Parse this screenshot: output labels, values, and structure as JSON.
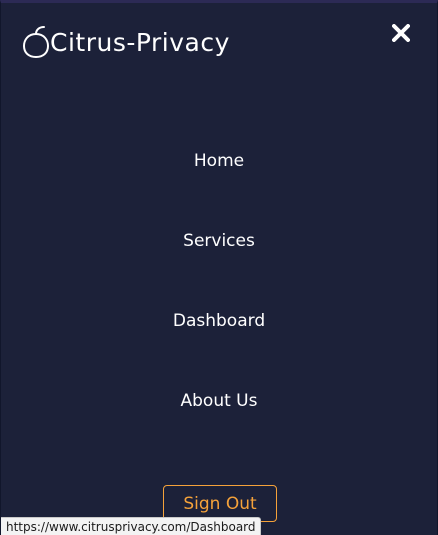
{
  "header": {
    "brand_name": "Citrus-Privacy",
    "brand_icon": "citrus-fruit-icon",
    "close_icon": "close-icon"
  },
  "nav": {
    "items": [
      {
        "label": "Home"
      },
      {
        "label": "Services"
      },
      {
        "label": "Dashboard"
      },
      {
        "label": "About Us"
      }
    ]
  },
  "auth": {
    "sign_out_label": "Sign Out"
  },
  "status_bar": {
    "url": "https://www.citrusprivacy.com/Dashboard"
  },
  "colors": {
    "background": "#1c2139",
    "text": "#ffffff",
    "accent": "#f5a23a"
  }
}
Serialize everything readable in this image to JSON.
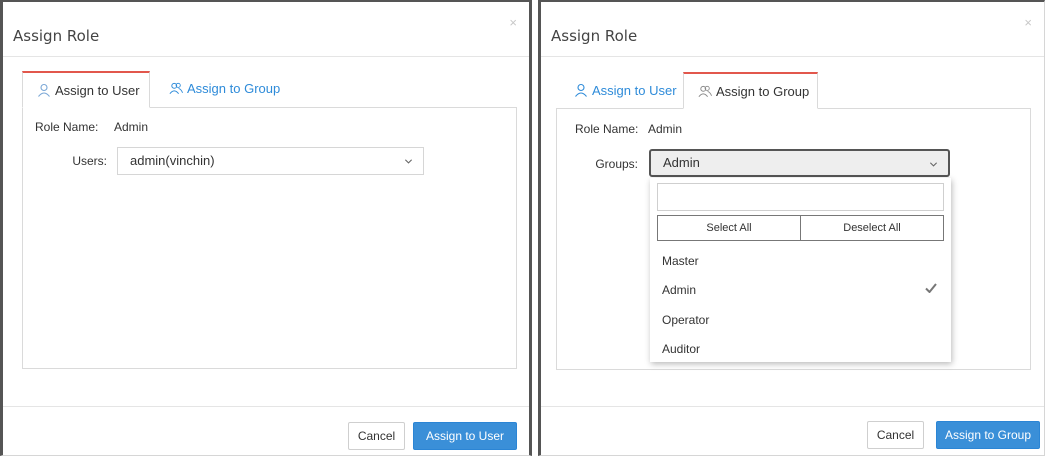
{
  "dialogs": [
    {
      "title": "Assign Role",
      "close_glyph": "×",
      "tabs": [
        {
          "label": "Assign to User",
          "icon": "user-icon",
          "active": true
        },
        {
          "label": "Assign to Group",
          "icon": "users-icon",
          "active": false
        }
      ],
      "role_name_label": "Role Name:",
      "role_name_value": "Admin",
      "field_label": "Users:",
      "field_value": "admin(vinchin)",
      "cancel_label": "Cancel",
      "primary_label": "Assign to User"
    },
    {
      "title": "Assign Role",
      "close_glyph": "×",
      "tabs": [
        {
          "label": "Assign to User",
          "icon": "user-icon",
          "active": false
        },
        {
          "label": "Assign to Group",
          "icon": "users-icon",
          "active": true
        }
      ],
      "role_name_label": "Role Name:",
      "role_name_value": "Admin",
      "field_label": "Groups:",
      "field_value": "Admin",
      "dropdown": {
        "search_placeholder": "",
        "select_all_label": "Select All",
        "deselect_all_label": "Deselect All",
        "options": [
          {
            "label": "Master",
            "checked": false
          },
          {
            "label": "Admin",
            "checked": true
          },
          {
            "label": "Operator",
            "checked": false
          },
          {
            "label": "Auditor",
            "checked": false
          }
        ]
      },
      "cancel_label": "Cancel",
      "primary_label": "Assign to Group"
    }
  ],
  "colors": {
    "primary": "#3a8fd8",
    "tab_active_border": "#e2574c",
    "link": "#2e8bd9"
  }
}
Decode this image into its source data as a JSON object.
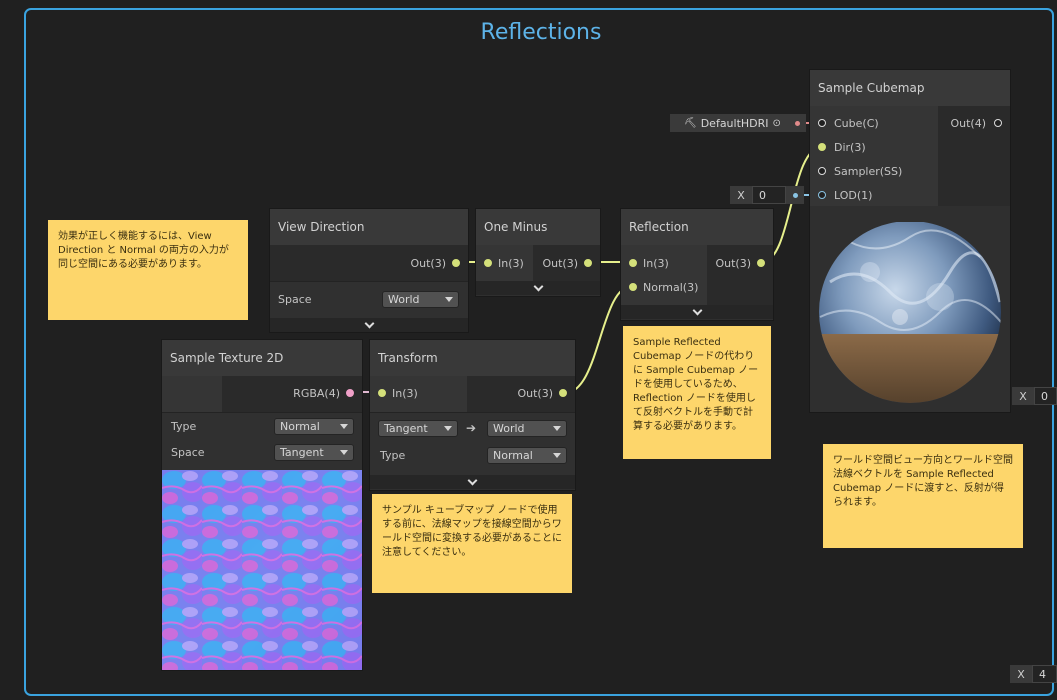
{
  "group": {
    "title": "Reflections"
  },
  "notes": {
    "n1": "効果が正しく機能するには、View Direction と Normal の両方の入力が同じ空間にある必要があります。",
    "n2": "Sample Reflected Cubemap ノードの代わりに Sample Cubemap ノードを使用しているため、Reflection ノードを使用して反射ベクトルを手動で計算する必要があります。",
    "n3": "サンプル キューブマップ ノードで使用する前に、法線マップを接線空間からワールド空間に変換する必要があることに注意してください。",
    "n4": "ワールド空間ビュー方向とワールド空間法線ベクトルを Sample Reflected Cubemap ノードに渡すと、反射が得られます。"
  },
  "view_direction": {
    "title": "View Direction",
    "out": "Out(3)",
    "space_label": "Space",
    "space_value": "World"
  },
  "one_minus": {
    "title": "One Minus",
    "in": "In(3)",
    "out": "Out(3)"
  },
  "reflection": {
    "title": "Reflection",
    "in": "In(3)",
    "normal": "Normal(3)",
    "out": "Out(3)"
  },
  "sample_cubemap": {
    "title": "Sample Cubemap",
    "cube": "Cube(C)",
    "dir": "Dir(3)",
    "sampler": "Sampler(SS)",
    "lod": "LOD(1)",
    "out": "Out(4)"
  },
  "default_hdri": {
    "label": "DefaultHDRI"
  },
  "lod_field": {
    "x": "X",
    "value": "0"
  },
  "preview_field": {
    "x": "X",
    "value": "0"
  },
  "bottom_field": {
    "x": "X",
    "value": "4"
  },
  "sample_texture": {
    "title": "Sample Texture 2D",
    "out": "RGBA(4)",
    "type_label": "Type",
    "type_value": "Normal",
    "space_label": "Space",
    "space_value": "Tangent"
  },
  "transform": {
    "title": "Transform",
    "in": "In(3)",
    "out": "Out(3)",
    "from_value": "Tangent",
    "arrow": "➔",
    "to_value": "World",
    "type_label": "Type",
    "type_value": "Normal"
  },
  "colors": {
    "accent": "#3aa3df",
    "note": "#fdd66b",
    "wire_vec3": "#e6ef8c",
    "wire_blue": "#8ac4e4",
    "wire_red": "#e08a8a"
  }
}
####
- [The task] Return the material exactly as given, apart from the pictures.

- [Reply]
Parse this screenshot: output labels, values, and structure as JSON.
{
  "header": {
    "brand_name": "Citrus-Privacy",
    "brand_icon": "citrus-fruit-icon",
    "close_icon": "close-icon"
  },
  "nav": {
    "items": [
      {
        "label": "Home"
      },
      {
        "label": "Services"
      },
      {
        "label": "Dashboard"
      },
      {
        "label": "About Us"
      }
    ]
  },
  "auth": {
    "sign_out_label": "Sign Out"
  },
  "status_bar": {
    "url": "https://www.citrusprivacy.com/Dashboard"
  },
  "colors": {
    "background": "#1c2139",
    "text": "#ffffff",
    "accent": "#f5a23a"
  }
}
Serialize everything readable in this image to JSON.
{
  "dialogs": [
    {
      "title": "Assign Role",
      "close_glyph": "×",
      "tabs": [
        {
          "label": "Assign to User",
          "icon": "user-icon",
          "active": true
        },
        {
          "label": "Assign to Group",
          "icon": "users-icon",
          "active": false
        }
      ],
      "role_name_label": "Role Name:",
      "role_name_value": "Admin",
      "field_label": "Users:",
      "field_value": "admin(vinchin)",
      "cancel_label": "Cancel",
      "primary_label": "Assign to User"
    },
    {
      "title": "Assign Role",
      "close_glyph": "×",
      "tabs": [
        {
          "label": "Assign to User",
          "icon": "user-icon",
          "active": false
        },
        {
          "label": "Assign to Group",
          "icon": "users-icon",
          "active": true
        }
      ],
      "role_name_label": "Role Name:",
      "role_name_value": "Admin",
      "field_label": "Groups:",
      "field_value": "Admin",
      "dropdown": {
        "search_placeholder": "",
        "select_all_label": "Select All",
        "deselect_all_label": "Deselect All",
        "options": [
          {
            "label": "Master",
            "checked": false
          },
          {
            "label": "Admin",
            "checked": true
          },
          {
            "label": "Operator",
            "checked": false
          },
          {
            "label": "Auditor",
            "checked": false
          }
        ]
      },
      "cancel_label": "Cancel",
      "primary_label": "Assign to Group"
    }
  ],
  "colors": {
    "primary": "#3a8fd8",
    "tab_active_border": "#e2574c",
    "link": "#2e8bd9"
  }
}
Decode this image into its source data as a JSON object.
{
  "group": {
    "title": "Reflections"
  },
  "notes": {
    "n1": "効果が正しく機能するには、View Direction と Normal の両方の入力が同じ空間にある必要があります。",
    "n2": "Sample Reflected Cubemap ノードの代わりに Sample Cubemap ノードを使用しているため、Reflection ノードを使用して反射ベクトルを手動で計算する必要があります。",
    "n3": "サンプル キューブマップ ノードで使用する前に、法線マップを接線空間からワールド空間に変換する必要があることに注意してください。",
    "n4": "ワールド空間ビュー方向とワールド空間法線ベクトルを Sample Reflected Cubemap ノードに渡すと、反射が得られます。"
  },
  "view_direction": {
    "title": "View Direction",
    "out": "Out(3)",
    "space_label": "Space",
    "space_value": "World"
  },
  "one_minus": {
    "title": "One Minus",
    "in": "In(3)",
    "out": "Out(3)"
  },
  "reflection": {
    "title": "Reflection",
    "in": "In(3)",
    "normal": "Normal(3)",
    "out": "Out(3)"
  },
  "sample_cubemap": {
    "title": "Sample Cubemap",
    "cube": "Cube(C)",
    "dir": "Dir(3)",
    "sampler": "Sampler(SS)",
    "lod": "LOD(1)",
    "out": "Out(4)"
  },
  "default_hdri": {
    "label": "DefaultHDRI"
  },
  "lod_field": {
    "x": "X",
    "value": "0"
  },
  "preview_field": {
    "x": "X",
    "value": "0"
  },
  "bottom_field": {
    "x": "X",
    "value": "4"
  },
  "sample_texture": {
    "title": "Sample Texture 2D",
    "out": "RGBA(4)",
    "type_label": "Type",
    "type_value": "Normal",
    "space_label": "Space",
    "space_value": "Tangent"
  },
  "transform": {
    "title": "Transform",
    "in": "In(3)",
    "out": "Out(3)",
    "from_value": "Tangent",
    "arrow": "➔",
    "to_value": "World",
    "type_label": "Type",
    "type_value": "Normal"
  },
  "colors": {
    "accent": "#3aa3df",
    "note": "#fdd66b",
    "wire_vec3": "#e6ef8c",
    "wire_blue": "#8ac4e4",
    "wire_red": "#e08a8a"
  }
}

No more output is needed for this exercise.